# Problem description:
Make an exact copy of all the material below, apart from the pictures.

# Supplied information:
------------------------------------------------------------------------

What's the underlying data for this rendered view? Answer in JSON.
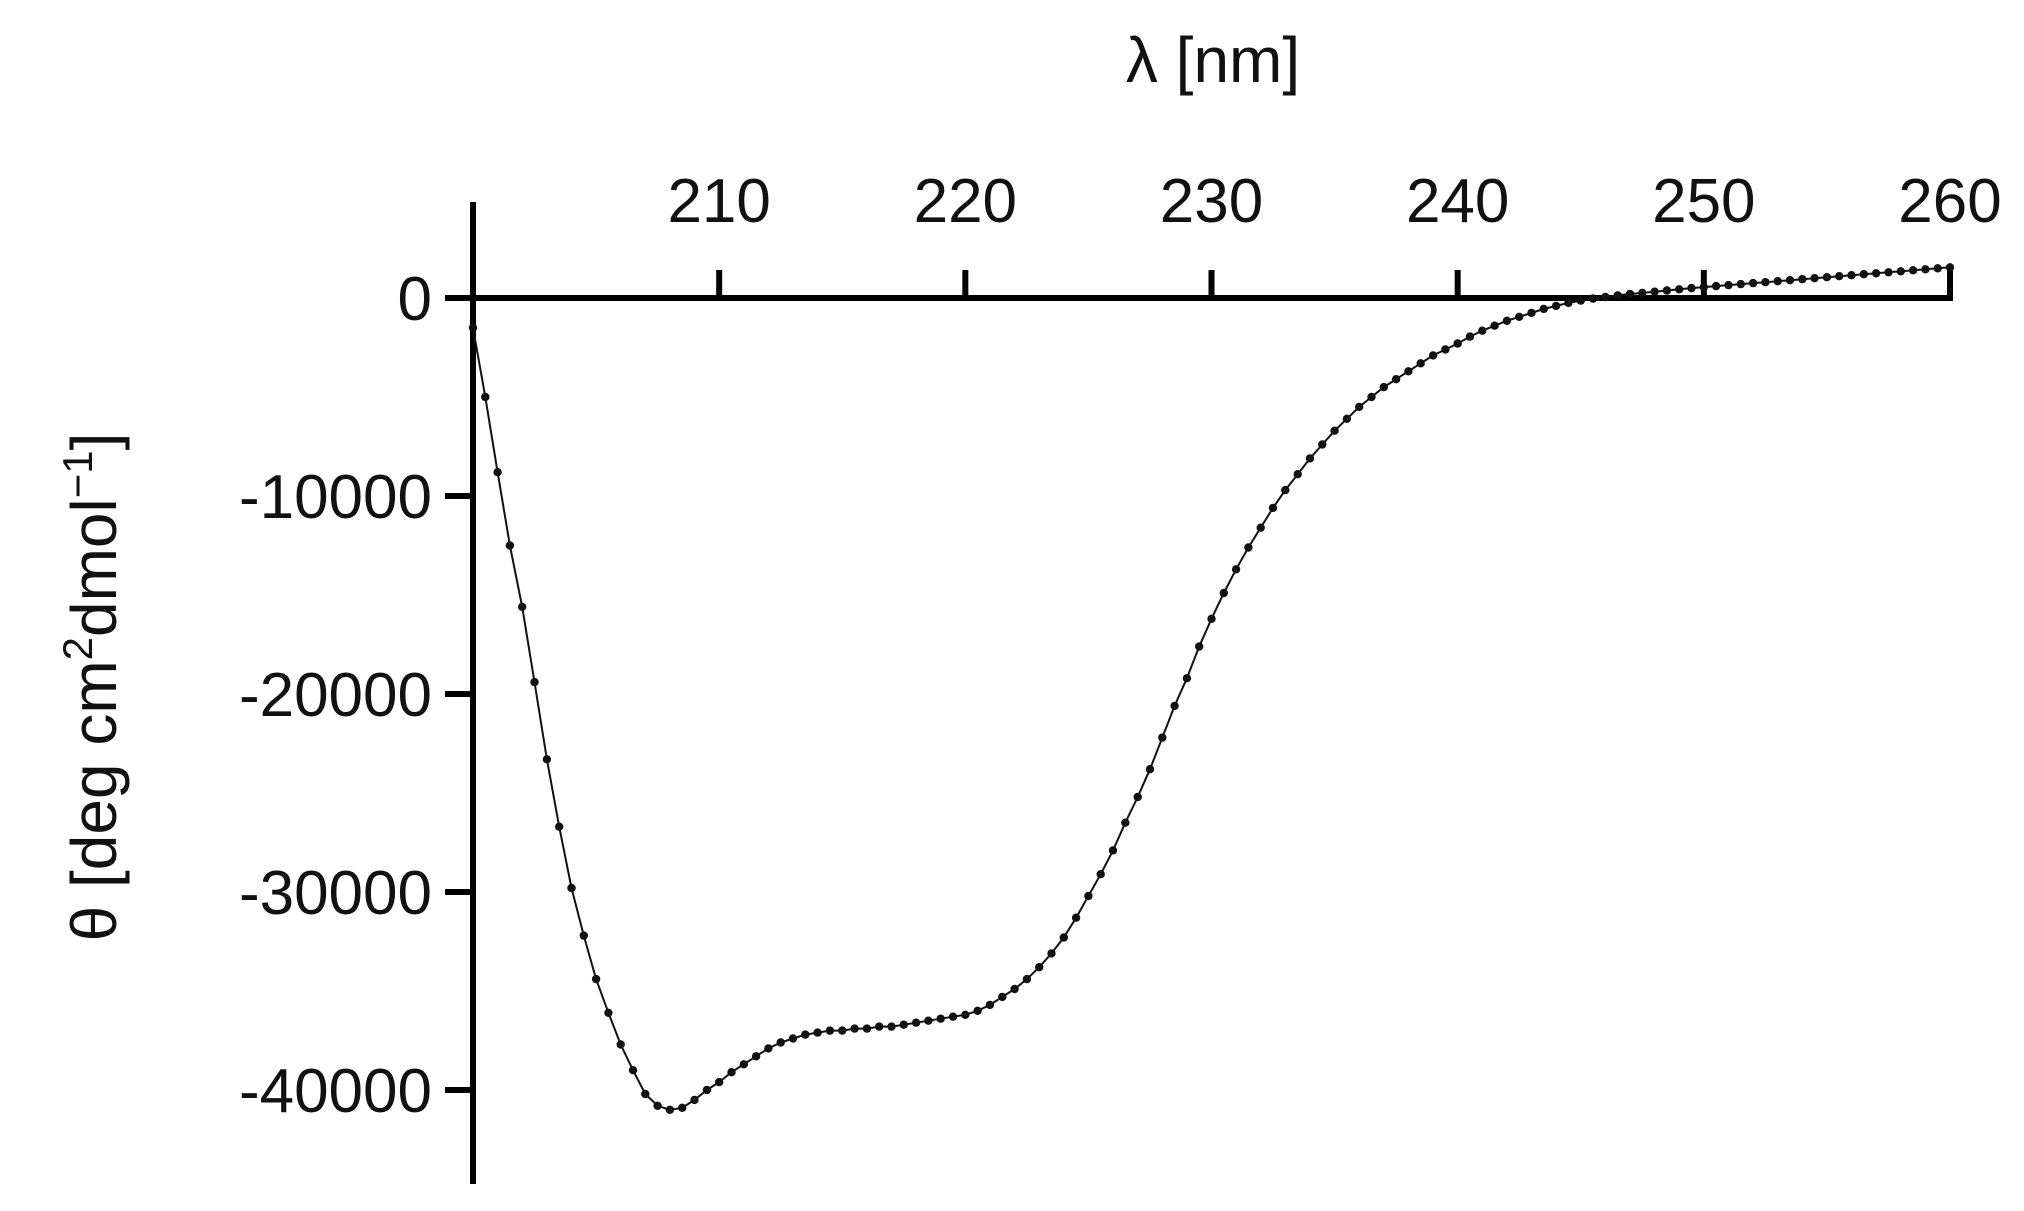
{
  "chart_data": {
    "type": "line",
    "title": "",
    "xlabel": "λ [nm]",
    "ylabel_parts": [
      "θ [deg cm",
      "2",
      "dmol",
      "−1",
      "]"
    ],
    "x_axis_position": "top",
    "xlim": [
      200,
      260
    ],
    "ylim": [
      -45000,
      3000
    ],
    "x_ticks": [
      210,
      220,
      230,
      240,
      250,
      260
    ],
    "x_tick_labels": [
      "210",
      "220",
      "230",
      "240",
      "250",
      "260"
    ],
    "y_ticks": [
      0,
      -10000,
      -20000,
      -30000,
      -40000
    ],
    "y_tick_labels": [
      "0",
      "-10000",
      "-20000",
      "-30000",
      "-40000"
    ],
    "grid": false,
    "legend": "none",
    "marker_color": "#111111",
    "series": [
      {
        "x": [
          200,
          200.5,
          201,
          201.5,
          202,
          202.5,
          203,
          203.5,
          204,
          204.5,
          205,
          205.5,
          206,
          206.5,
          207,
          207.5,
          208,
          208.5,
          209,
          209.5,
          210,
          210.5,
          211,
          211.5,
          212,
          212.5,
          213,
          213.5,
          214,
          214.5,
          215,
          215.5,
          216,
          216.5,
          217,
          217.5,
          218,
          218.5,
          219,
          219.5,
          220,
          220.5,
          221,
          221.5,
          222,
          222.5,
          223,
          223.5,
          224,
          224.5,
          225,
          225.5,
          226,
          226.5,
          227,
          227.5,
          228,
          228.5,
          229,
          229.5,
          230,
          230.5,
          231,
          231.5,
          232,
          232.5,
          233,
          233.5,
          234,
          234.5,
          235,
          235.5,
          236,
          236.5,
          237,
          237.5,
          238,
          238.5,
          239,
          239.5,
          240,
          240.5,
          241,
          241.5,
          242,
          242.5,
          243,
          243.5,
          244,
          244.5,
          245,
          245.5,
          246,
          246.5,
          247,
          247.5,
          248,
          248.5,
          249,
          249.5,
          250,
          250.5,
          251,
          251.5,
          252,
          252.5,
          253,
          253.5,
          254,
          254.5,
          255,
          255.5,
          256,
          256.5,
          257,
          257.5,
          258,
          258.5,
          259,
          259.5,
          260
        ],
        "y": [
          -1500,
          -5000,
          -8800,
          -12500,
          -15600,
          -19400,
          -23300,
          -26700,
          -29800,
          -32200,
          -34400,
          -36100,
          -37700,
          -39000,
          -40200,
          -40800,
          -41000,
          -40900,
          -40500,
          -40000,
          -39600,
          -39100,
          -38700,
          -38300,
          -37900,
          -37600,
          -37400,
          -37200,
          -37100,
          -37000,
          -37000,
          -36900,
          -36900,
          -36800,
          -36800,
          -36700,
          -36600,
          -36500,
          -36400,
          -36300,
          -36200,
          -36000,
          -35700,
          -35300,
          -34900,
          -34400,
          -33800,
          -33100,
          -32300,
          -31300,
          -30200,
          -29100,
          -27900,
          -26500,
          -25200,
          -23800,
          -22200,
          -20600,
          -19200,
          -17600,
          -16200,
          -14900,
          -13700,
          -12600,
          -11600,
          -10600,
          -9700,
          -8900,
          -8100,
          -7400,
          -6700,
          -6100,
          -5500,
          -5000,
          -4500,
          -4100,
          -3700,
          -3300,
          -2900,
          -2600,
          -2300,
          -1950,
          -1650,
          -1400,
          -1150,
          -950,
          -750,
          -550,
          -400,
          -250,
          -130,
          -30,
          50,
          130,
          200,
          260,
          320,
          380,
          440,
          500,
          550,
          600,
          650,
          700,
          750,
          800,
          850,
          900,
          950,
          1000,
          1050,
          1100,
          1150,
          1200,
          1250,
          1300,
          1350,
          1400,
          1450,
          1500,
          1550
        ]
      }
    ]
  }
}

------------------------------------------------------------------------

# Result below:
What's the underlying data for this rendered view? Answer in JSON.
{
  "chart_data": {
    "type": "line",
    "title": "",
    "xlabel": "λ [nm]",
    "ylabel_parts": [
      "θ [deg cm",
      "2",
      "dmol",
      "−1",
      "]"
    ],
    "x_axis_position": "top",
    "xlim": [
      200,
      260
    ],
    "ylim": [
      -45000,
      3000
    ],
    "x_ticks": [
      210,
      220,
      230,
      240,
      250,
      260
    ],
    "x_tick_labels": [
      "210",
      "220",
      "230",
      "240",
      "250",
      "260"
    ],
    "y_ticks": [
      0,
      -10000,
      -20000,
      -30000,
      -40000
    ],
    "y_tick_labels": [
      "0",
      "-10000",
      "-20000",
      "-30000",
      "-40000"
    ],
    "grid": false,
    "legend": "none",
    "marker_color": "#111111",
    "series": [
      {
        "x": [
          200,
          200.5,
          201,
          201.5,
          202,
          202.5,
          203,
          203.5,
          204,
          204.5,
          205,
          205.5,
          206,
          206.5,
          207,
          207.5,
          208,
          208.5,
          209,
          209.5,
          210,
          210.5,
          211,
          211.5,
          212,
          212.5,
          213,
          213.5,
          214,
          214.5,
          215,
          215.5,
          216,
          216.5,
          217,
          217.5,
          218,
          218.5,
          219,
          219.5,
          220,
          220.5,
          221,
          221.5,
          222,
          222.5,
          223,
          223.5,
          224,
          224.5,
          225,
          225.5,
          226,
          226.5,
          227,
          227.5,
          228,
          228.5,
          229,
          229.5,
          230,
          230.5,
          231,
          231.5,
          232,
          232.5,
          233,
          233.5,
          234,
          234.5,
          235,
          235.5,
          236,
          236.5,
          237,
          237.5,
          238,
          238.5,
          239,
          239.5,
          240,
          240.5,
          241,
          241.5,
          242,
          242.5,
          243,
          243.5,
          244,
          244.5,
          245,
          245.5,
          246,
          246.5,
          247,
          247.5,
          248,
          248.5,
          249,
          249.5,
          250,
          250.5,
          251,
          251.5,
          252,
          252.5,
          253,
          253.5,
          254,
          254.5,
          255,
          255.5,
          256,
          256.5,
          257,
          257.5,
          258,
          258.5,
          259,
          259.5,
          260
        ],
        "y": [
          -1500,
          -5000,
          -8800,
          -12500,
          -15600,
          -19400,
          -23300,
          -26700,
          -29800,
          -32200,
          -34400,
          -36100,
          -37700,
          -39000,
          -40200,
          -40800,
          -41000,
          -40900,
          -40500,
          -40000,
          -39600,
          -39100,
          -38700,
          -38300,
          -37900,
          -37600,
          -37400,
          -37200,
          -37100,
          -37000,
          -37000,
          -36900,
          -36900,
          -36800,
          -36800,
          -36700,
          -36600,
          -36500,
          -36400,
          -36300,
          -36200,
          -36000,
          -35700,
          -35300,
          -34900,
          -34400,
          -33800,
          -33100,
          -32300,
          -31300,
          -30200,
          -29100,
          -27900,
          -26500,
          -25200,
          -23800,
          -22200,
          -20600,
          -19200,
          -17600,
          -16200,
          -14900,
          -13700,
          -12600,
          -11600,
          -10600,
          -9700,
          -8900,
          -8100,
          -7400,
          -6700,
          -6100,
          -5500,
          -5000,
          -4500,
          -4100,
          -3700,
          -3300,
          -2900,
          -2600,
          -2300,
          -1950,
          -1650,
          -1400,
          -1150,
          -950,
          -750,
          -550,
          -400,
          -250,
          -130,
          -30,
          50,
          130,
          200,
          260,
          320,
          380,
          440,
          500,
          550,
          600,
          650,
          700,
          750,
          800,
          850,
          900,
          950,
          1000,
          1050,
          1100,
          1150,
          1200,
          1250,
          1300,
          1350,
          1400,
          1450,
          1500,
          1550
        ]
      }
    ]
  }
}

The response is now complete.